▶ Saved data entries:
┏━━
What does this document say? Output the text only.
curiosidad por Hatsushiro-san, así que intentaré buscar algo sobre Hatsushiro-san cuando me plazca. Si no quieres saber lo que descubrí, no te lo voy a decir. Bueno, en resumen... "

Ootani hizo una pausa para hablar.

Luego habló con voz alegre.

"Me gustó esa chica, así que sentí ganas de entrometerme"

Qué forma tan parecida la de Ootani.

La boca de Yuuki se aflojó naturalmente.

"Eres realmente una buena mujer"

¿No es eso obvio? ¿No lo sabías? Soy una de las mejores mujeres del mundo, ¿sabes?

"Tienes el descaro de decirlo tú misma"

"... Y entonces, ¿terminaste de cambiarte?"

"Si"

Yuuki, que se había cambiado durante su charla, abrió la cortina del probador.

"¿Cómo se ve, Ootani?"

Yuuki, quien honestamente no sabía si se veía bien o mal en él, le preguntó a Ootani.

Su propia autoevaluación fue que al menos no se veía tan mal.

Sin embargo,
┗━━
▶ Task details: Tally up the lines in the preceding listing that contain the string "Yuuki". Respond with the number and nothing else.

▶ Complete answer: 3